━━━ Data records
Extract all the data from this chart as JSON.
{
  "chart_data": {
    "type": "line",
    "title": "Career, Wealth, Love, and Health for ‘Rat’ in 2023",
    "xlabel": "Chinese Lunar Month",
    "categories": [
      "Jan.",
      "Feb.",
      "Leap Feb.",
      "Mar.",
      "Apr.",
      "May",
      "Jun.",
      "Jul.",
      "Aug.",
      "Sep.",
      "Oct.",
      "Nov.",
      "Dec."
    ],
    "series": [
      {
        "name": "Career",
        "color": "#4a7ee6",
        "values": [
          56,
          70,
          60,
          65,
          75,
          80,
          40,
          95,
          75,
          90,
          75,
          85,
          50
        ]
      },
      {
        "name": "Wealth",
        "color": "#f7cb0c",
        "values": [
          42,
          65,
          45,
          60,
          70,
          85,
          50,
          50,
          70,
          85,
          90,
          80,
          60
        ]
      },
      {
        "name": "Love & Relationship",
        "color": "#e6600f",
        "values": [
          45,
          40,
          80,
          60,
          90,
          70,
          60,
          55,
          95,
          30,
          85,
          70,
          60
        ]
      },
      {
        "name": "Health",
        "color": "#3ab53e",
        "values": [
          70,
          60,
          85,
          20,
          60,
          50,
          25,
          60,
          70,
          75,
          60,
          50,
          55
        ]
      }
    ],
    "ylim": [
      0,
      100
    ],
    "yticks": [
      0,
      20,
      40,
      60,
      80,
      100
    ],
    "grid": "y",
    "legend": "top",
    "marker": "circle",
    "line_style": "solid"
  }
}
━━━━━━
| The task |
Pull out each line holding the string "Career".

| Problem solution |
    "title": "Career, Wealth, Love, and Health for ‘Rat’ in 2023",
        "name": "Career",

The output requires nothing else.